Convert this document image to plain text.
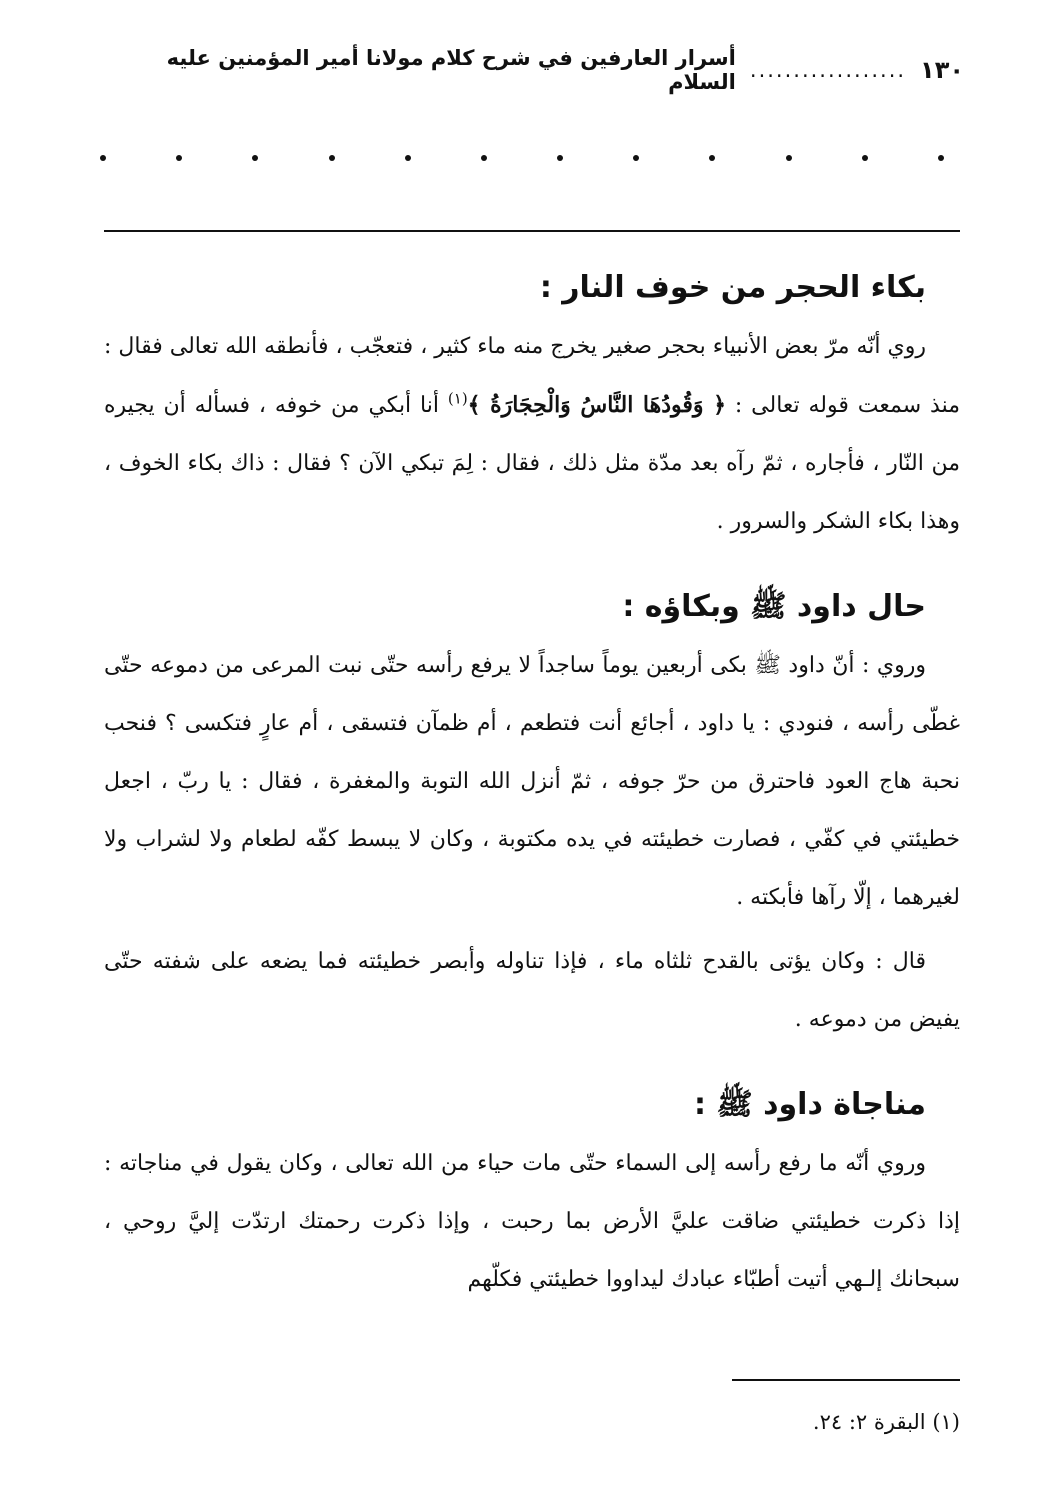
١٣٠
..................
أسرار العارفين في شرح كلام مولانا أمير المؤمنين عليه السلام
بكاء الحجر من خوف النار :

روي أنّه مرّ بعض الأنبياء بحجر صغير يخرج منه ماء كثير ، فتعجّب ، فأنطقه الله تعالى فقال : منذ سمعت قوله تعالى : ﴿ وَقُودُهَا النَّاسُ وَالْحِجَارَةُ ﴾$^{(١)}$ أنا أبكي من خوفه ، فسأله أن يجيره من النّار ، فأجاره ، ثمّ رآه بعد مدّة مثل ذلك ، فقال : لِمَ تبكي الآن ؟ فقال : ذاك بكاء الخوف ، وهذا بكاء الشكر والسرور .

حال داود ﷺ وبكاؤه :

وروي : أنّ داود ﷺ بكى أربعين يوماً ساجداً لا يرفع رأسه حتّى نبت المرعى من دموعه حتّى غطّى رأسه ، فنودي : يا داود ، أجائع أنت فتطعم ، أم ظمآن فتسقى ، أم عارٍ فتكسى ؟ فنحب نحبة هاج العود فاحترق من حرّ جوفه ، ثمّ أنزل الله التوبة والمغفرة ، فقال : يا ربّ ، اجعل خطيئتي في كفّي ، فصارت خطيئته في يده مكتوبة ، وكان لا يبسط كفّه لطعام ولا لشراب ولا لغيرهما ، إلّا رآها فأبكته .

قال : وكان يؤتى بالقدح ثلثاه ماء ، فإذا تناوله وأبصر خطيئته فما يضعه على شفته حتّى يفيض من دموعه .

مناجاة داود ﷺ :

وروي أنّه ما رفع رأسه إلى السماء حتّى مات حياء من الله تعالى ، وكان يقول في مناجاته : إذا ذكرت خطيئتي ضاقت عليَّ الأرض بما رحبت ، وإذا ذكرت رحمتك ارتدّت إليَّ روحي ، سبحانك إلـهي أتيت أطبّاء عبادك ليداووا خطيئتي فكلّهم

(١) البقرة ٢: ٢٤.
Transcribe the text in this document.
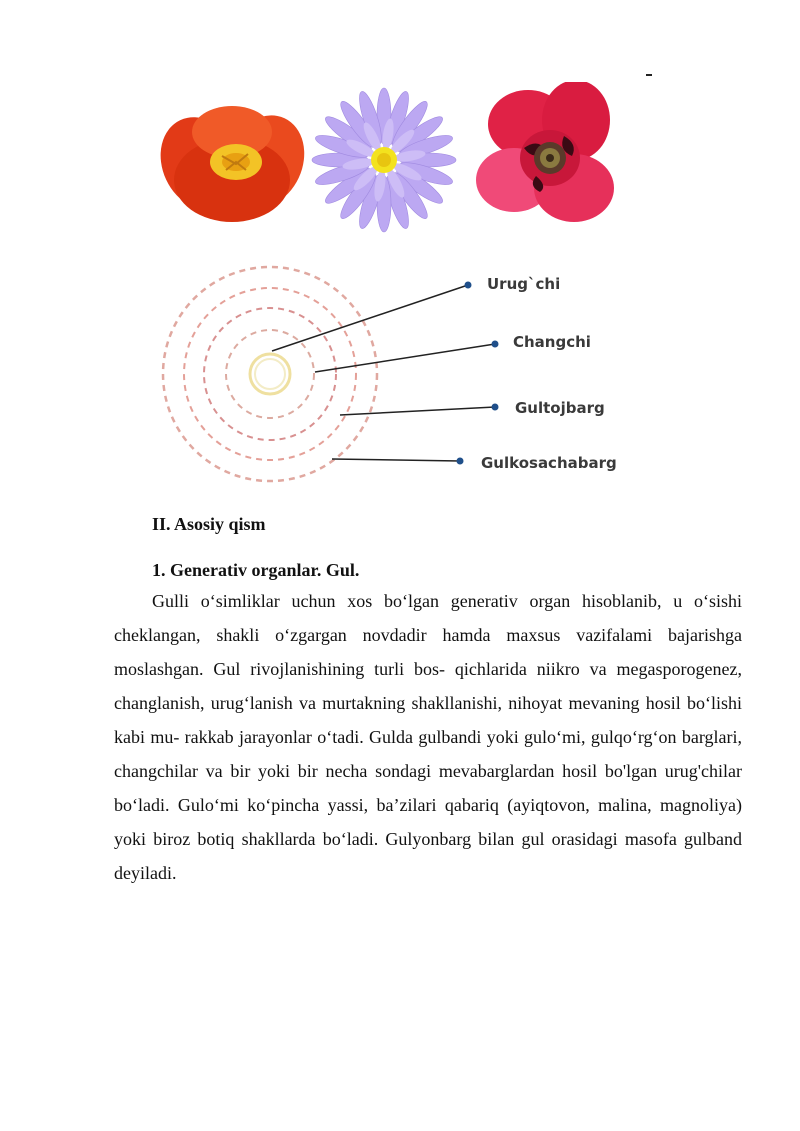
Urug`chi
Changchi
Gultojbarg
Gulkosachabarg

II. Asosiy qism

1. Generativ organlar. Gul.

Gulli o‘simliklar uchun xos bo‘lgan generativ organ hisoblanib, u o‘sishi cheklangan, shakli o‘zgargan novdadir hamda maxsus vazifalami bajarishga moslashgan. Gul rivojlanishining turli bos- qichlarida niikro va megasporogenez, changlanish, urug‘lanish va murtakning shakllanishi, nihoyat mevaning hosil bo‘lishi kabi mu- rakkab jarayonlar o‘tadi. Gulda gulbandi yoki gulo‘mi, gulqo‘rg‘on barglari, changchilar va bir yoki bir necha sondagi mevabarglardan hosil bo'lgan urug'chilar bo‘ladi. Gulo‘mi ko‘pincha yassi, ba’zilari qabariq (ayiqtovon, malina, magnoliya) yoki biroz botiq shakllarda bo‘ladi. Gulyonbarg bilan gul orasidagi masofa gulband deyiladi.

JOB —
Look above for lines with the word "this" and copy them all.

REPLY TO THE EXERCISE —
Convert this document image to plain text.
Transcribe the text in this document.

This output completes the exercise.